** start Input records **
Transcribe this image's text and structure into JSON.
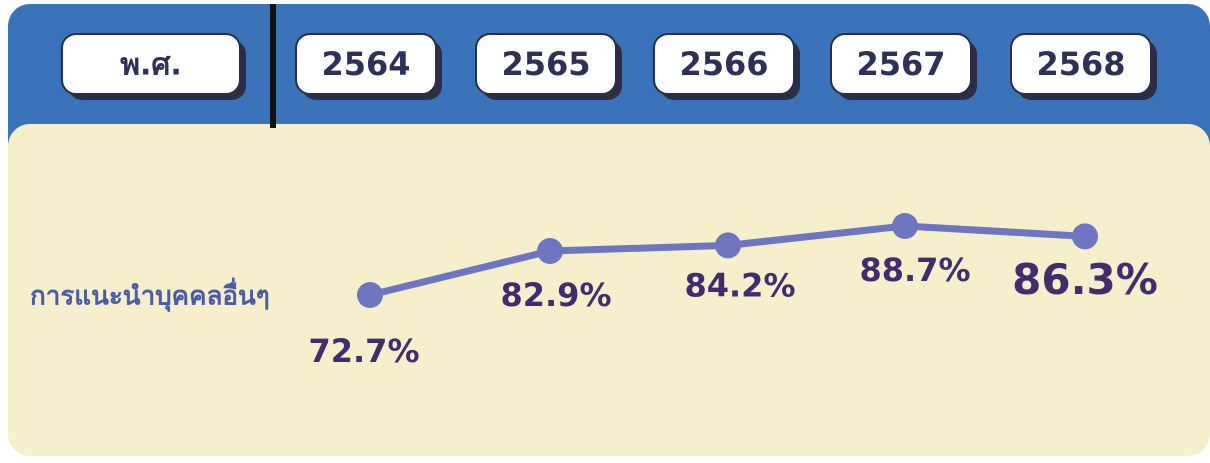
{
  "chart_data": {
    "type": "line",
    "xlabel": "พ.ศ.",
    "categories": [
      "2564",
      "2565",
      "2566",
      "2567",
      "2568"
    ],
    "series": [
      {
        "name": "การแนะนำบุคคลอื่นๆ",
        "color": "#6e76c2",
        "values": [
          72.7,
          82.9,
          84.2,
          88.7,
          86.3
        ],
        "value_labels": [
          "72.7%",
          "82.9%",
          "84.2%",
          "88.7%",
          "86.3%"
        ]
      }
    ]
  }
}
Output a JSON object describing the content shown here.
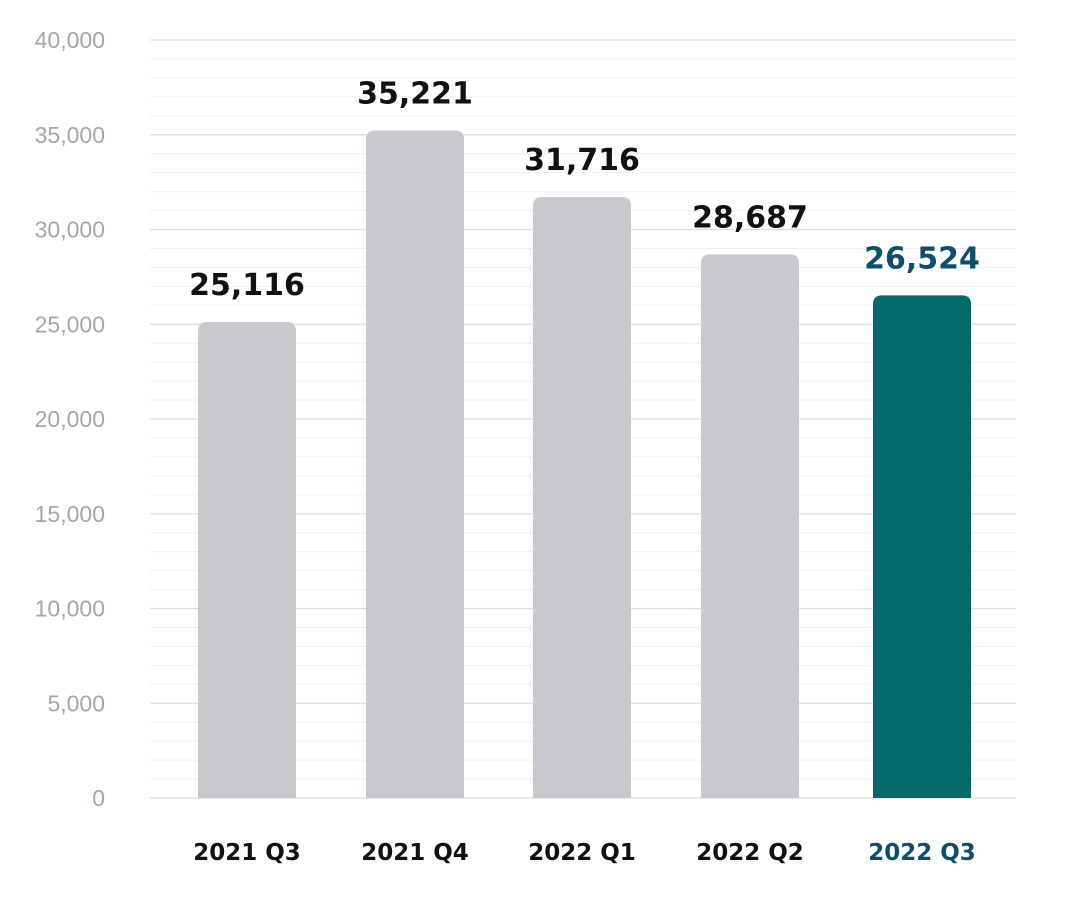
{
  "chart_data": {
    "type": "bar",
    "categories": [
      "2021 Q3",
      "2021 Q4",
      "2022 Q1",
      "2022 Q2",
      "2022 Q3"
    ],
    "values": [
      25116,
      35221,
      31716,
      28687,
      26524
    ],
    "value_labels": [
      "25,116",
      "35,221",
      "31,716",
      "28,687",
      "26,524"
    ],
    "y_tick_labels": [
      "0",
      "5,000",
      "10,000",
      "15,000",
      "20,000",
      "25,000",
      "30,000",
      "35,000",
      "40,000"
    ],
    "title": "",
    "xlabel": "",
    "ylabel": "",
    "ylim": [
      0,
      40000
    ],
    "grid": true,
    "highlight_index": 4,
    "colors": {
      "bar": "#c8c9cc",
      "highlight_bar": "#006b68",
      "highlight_text": "#0e4e6a",
      "label_text": "#111111",
      "grid_major": "#dcdde0",
      "grid_minor": "#eeeff1",
      "tick_text": "#a3a6ab"
    }
  }
}
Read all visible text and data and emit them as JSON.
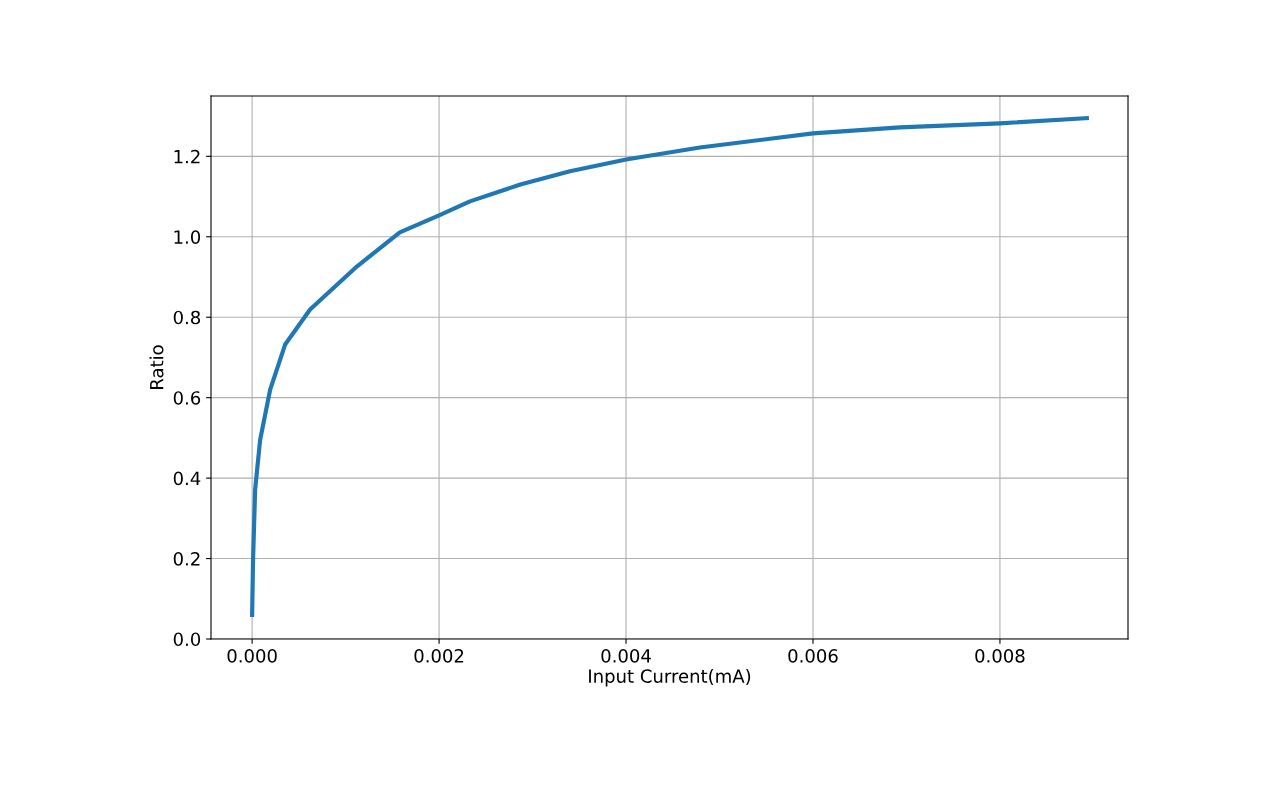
{
  "chart_data": {
    "type": "line",
    "xlabel": "Input Current(mA)",
    "ylabel": "Ratio",
    "x": [
      0.0,
      1e-05,
      3.2e-05,
      8.56e-05,
      0.000193,
      0.000353,
      0.00062,
      0.00112,
      0.00158,
      0.002,
      0.00233,
      0.00287,
      0.0034,
      0.004,
      0.00479,
      0.006,
      0.00693,
      0.008,
      0.00893
    ],
    "series": [
      {
        "color": "#1f77b4",
        "values": [
          0.06,
          0.197,
          0.371,
          0.495,
          0.62,
          0.732,
          0.819,
          0.926,
          1.011,
          1.053,
          1.088,
          1.13,
          1.163,
          1.192,
          1.222,
          1.257,
          1.272,
          1.282,
          1.295
        ]
      }
    ],
    "xlim": [
      -0.00044,
      0.00937
    ],
    "ylim": [
      0,
      1.35
    ],
    "xticks": [
      {
        "value": 0.0,
        "label": "0.000"
      },
      {
        "value": 0.002,
        "label": "0.002"
      },
      {
        "value": 0.004,
        "label": "0.004"
      },
      {
        "value": 0.006,
        "label": "0.006"
      },
      {
        "value": 0.008,
        "label": "0.008"
      }
    ],
    "yticks": [
      {
        "value": 0.0,
        "label": "0.0"
      },
      {
        "value": 0.2,
        "label": "0.2"
      },
      {
        "value": 0.4,
        "label": "0.4"
      },
      {
        "value": 0.6,
        "label": "0.6"
      },
      {
        "value": 0.8,
        "label": "0.8"
      },
      {
        "value": 1.0,
        "label": "1.0"
      },
      {
        "value": 1.2,
        "label": "1.2"
      }
    ],
    "grid": true,
    "marker": "none",
    "line_style": "solid"
  }
}
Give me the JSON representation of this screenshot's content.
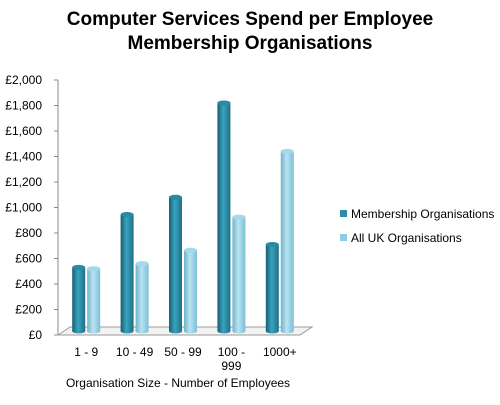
{
  "chart_data": {
    "type": "bar",
    "title": "Computer Services Spend per Employee",
    "subtitle": "Membership Organisations",
    "xlabel": "Organisation Size - Number of Employees",
    "ylabel": "",
    "categories": [
      "1 - 9",
      "10 - 49",
      "50 - 99",
      "100 - 999",
      "1000+"
    ],
    "category_lines": [
      [
        "1 - 9"
      ],
      [
        "10 - 49"
      ],
      [
        "50 - 99"
      ],
      [
        "100 -",
        "999"
      ],
      [
        "1000+"
      ]
    ],
    "series": [
      {
        "name": "Membership Organisations",
        "values": [
          530,
          945,
          1080,
          1820,
          710
        ],
        "color": "#2E8CA6"
      },
      {
        "name": "All UK Organisations",
        "values": [
          520,
          560,
          665,
          925,
          1440
        ],
        "color": "#8ECDE2"
      }
    ],
    "ylim": [
      0,
      2000
    ],
    "yticks": [
      0,
      200,
      400,
      600,
      800,
      1000,
      1200,
      1400,
      1600,
      1800,
      2000
    ],
    "ytick_labels": [
      "£0",
      "£200",
      "£400",
      "£600",
      "£800",
      "£1,000",
      "£1,200",
      "£1,400",
      "£1,600",
      "£1,800",
      "£2,000"
    ],
    "grid": false,
    "legend": "right",
    "style": "3d-cylinder"
  }
}
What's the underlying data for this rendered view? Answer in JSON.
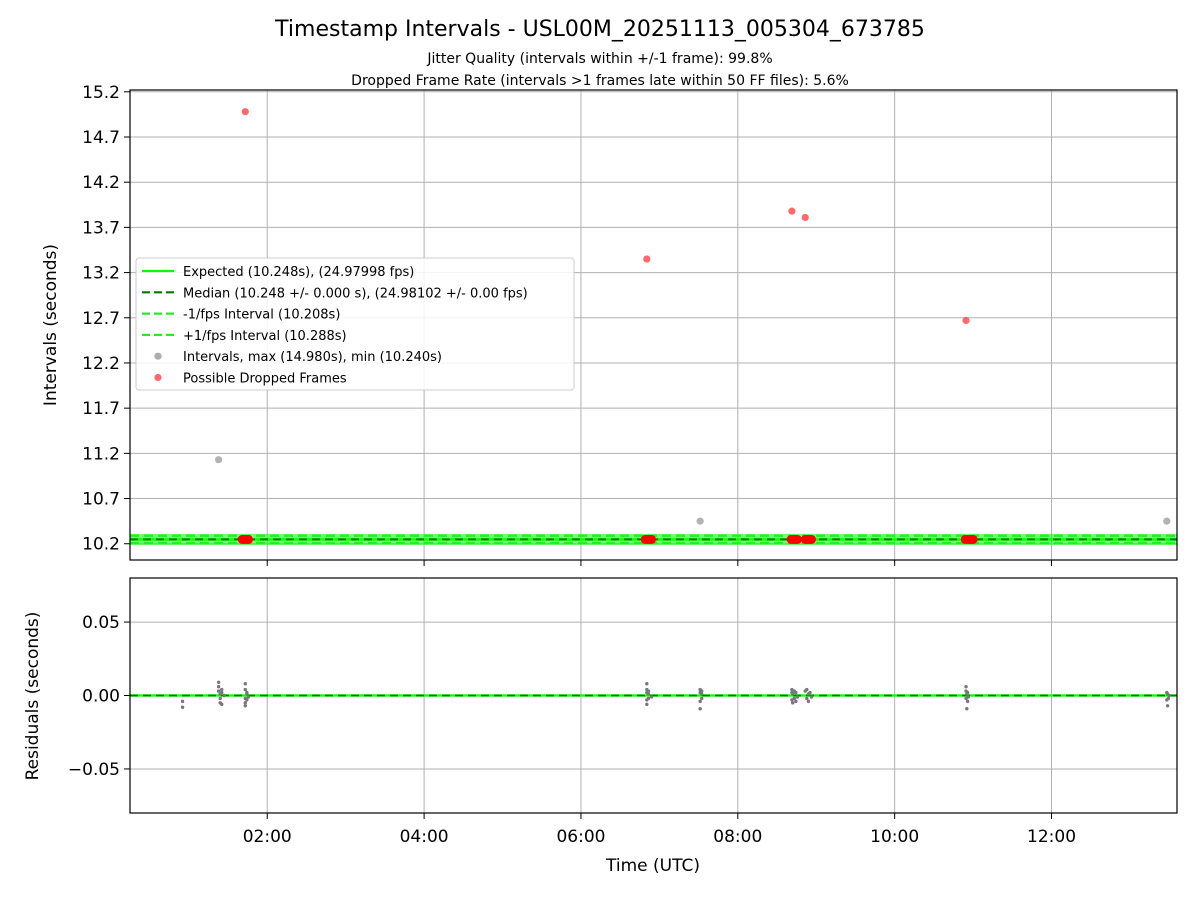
{
  "chart_data": {
    "type": "scatter",
    "title": "Timestamp Intervals - USL00M_20251113_005304_673785",
    "subtitles": [
      "Jitter Quality (intervals within +/-1 frame): 99.8%",
      "Dropped Frame Rate (intervals >1 frames late within 50 FF files): 5.6%"
    ],
    "xlabel": "Time (UTC)",
    "x_units": "hours",
    "xlim": [
      0.25,
      13.6
    ],
    "x_ticks": [
      2,
      4,
      6,
      8,
      10,
      12
    ],
    "x_tick_labels": [
      "02:00",
      "04:00",
      "06:00",
      "08:00",
      "10:00",
      "12:00"
    ],
    "top_panel": {
      "ylabel": "Intervals (seconds)",
      "ylim": [
        10.02,
        15.22
      ],
      "y_ticks": [
        10.2,
        10.7,
        11.2,
        11.7,
        12.2,
        12.7,
        13.2,
        13.7,
        14.2,
        14.7,
        15.2
      ],
      "y_tick_labels": [
        "10.2",
        "10.7",
        "11.2",
        "11.7",
        "12.2",
        "12.7",
        "13.2",
        "13.7",
        "14.2",
        "14.7",
        "15.2"
      ],
      "legend_location": "center-left",
      "expected": 10.248,
      "median": 10.248,
      "lower": 10.208,
      "upper": 10.288,
      "series": [
        {
          "name": "Expected (10.248s), (24.97998 fps)",
          "style": "solid-line",
          "color": "#00ff00"
        },
        {
          "name": "Median (10.248 +/- 0.000 s), (24.98102 +/- 0.00 fps)",
          "style": "dashed-line",
          "color": "#007a00"
        },
        {
          "name": "-1/fps Interval (10.208s)",
          "style": "dashed-line",
          "color": "#22ee22"
        },
        {
          "name": "+1/fps Interval (10.288s)",
          "style": "dashed-line",
          "color": "#22ee22"
        },
        {
          "name": "Intervals, max (14.980s), min (10.240s)",
          "style": "marker",
          "color": "#999999",
          "x": [
            1.38,
            7.52,
            13.47
          ],
          "y": [
            11.13,
            10.45,
            10.45
          ]
        },
        {
          "name": "Possible Dropped Frames",
          "style": "marker",
          "color": "#ff4444",
          "x": [
            1.72,
            6.84,
            8.69,
            8.86,
            10.91
          ],
          "y": [
            14.98,
            13.35,
            13.88,
            13.81,
            12.67
          ]
        }
      ],
      "dropped_markers_on_band": {
        "color": "#ff0000",
        "x": [
          1.68,
          1.7,
          1.72,
          1.74,
          1.76,
          6.82,
          6.84,
          6.86,
          6.88,
          6.9,
          8.68,
          8.7,
          8.72,
          8.74,
          8.76,
          8.86,
          8.88,
          8.9,
          8.92,
          8.94,
          10.9,
          10.92,
          10.94,
          10.96,
          10.98,
          11.0
        ]
      }
    },
    "bottom_panel": {
      "ylabel": "Residuals (seconds)",
      "ylim": [
        -0.08,
        0.08
      ],
      "y_ticks": [
        0.05,
        0.0,
        -0.05
      ],
      "y_tick_labels": [
        "0.05",
        "0.00",
        "−0.05"
      ],
      "residuals": {
        "color": "#777777",
        "x": [
          0.92,
          0.92,
          1.38,
          1.38,
          1.38,
          1.4,
          1.4,
          1.4,
          1.42,
          1.42,
          1.42,
          1.45,
          1.72,
          1.72,
          1.72,
          1.72,
          1.72,
          1.74,
          1.74,
          1.74,
          1.76,
          6.84,
          6.84,
          6.84,
          6.84,
          6.84,
          6.86,
          6.86,
          6.86,
          6.9,
          7.52,
          7.52,
          7.52,
          7.52,
          7.54,
          7.54,
          7.54,
          8.69,
          8.69,
          8.69,
          8.7,
          8.7,
          8.72,
          8.72,
          8.74,
          8.74,
          8.76,
          8.86,
          8.88,
          8.88,
          8.9,
          8.9,
          8.92,
          8.94,
          10.91,
          10.91,
          10.91,
          10.92,
          10.92,
          10.93,
          10.93,
          10.94,
          13.47,
          13.47,
          13.48,
          13.48,
          13.49,
          13.5
        ],
        "y": [
          -0.004,
          -0.008,
          0.009,
          0.006,
          0.003,
          0.001,
          -0.002,
          -0.005,
          -0.006,
          0.002,
          0.004,
          0.0,
          0.008,
          0.004,
          -0.002,
          -0.005,
          -0.007,
          0.001,
          -0.003,
          0.002,
          -0.001,
          0.008,
          0.004,
          0.002,
          -0.003,
          -0.006,
          0.001,
          -0.002,
          0.003,
          -0.001,
          0.004,
          0.002,
          -0.004,
          -0.009,
          0.001,
          -0.002,
          0.003,
          0.004,
          0.002,
          -0.003,
          -0.005,
          0.001,
          -0.002,
          0.003,
          -0.004,
          0.002,
          -0.001,
          0.003,
          0.004,
          -0.002,
          0.001,
          -0.004,
          0.002,
          -0.001,
          0.006,
          0.003,
          -0.002,
          -0.009,
          0.001,
          -0.004,
          0.002,
          -0.001,
          0.002,
          -0.003,
          -0.007,
          0.001,
          -0.002,
          0.0
        ]
      }
    }
  }
}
** end Input records **
Among the entries above, identify all lines with "content" and copy them.

Output a JSON object describing the content shown here.
Give me the JSON representation of this screenshot's content.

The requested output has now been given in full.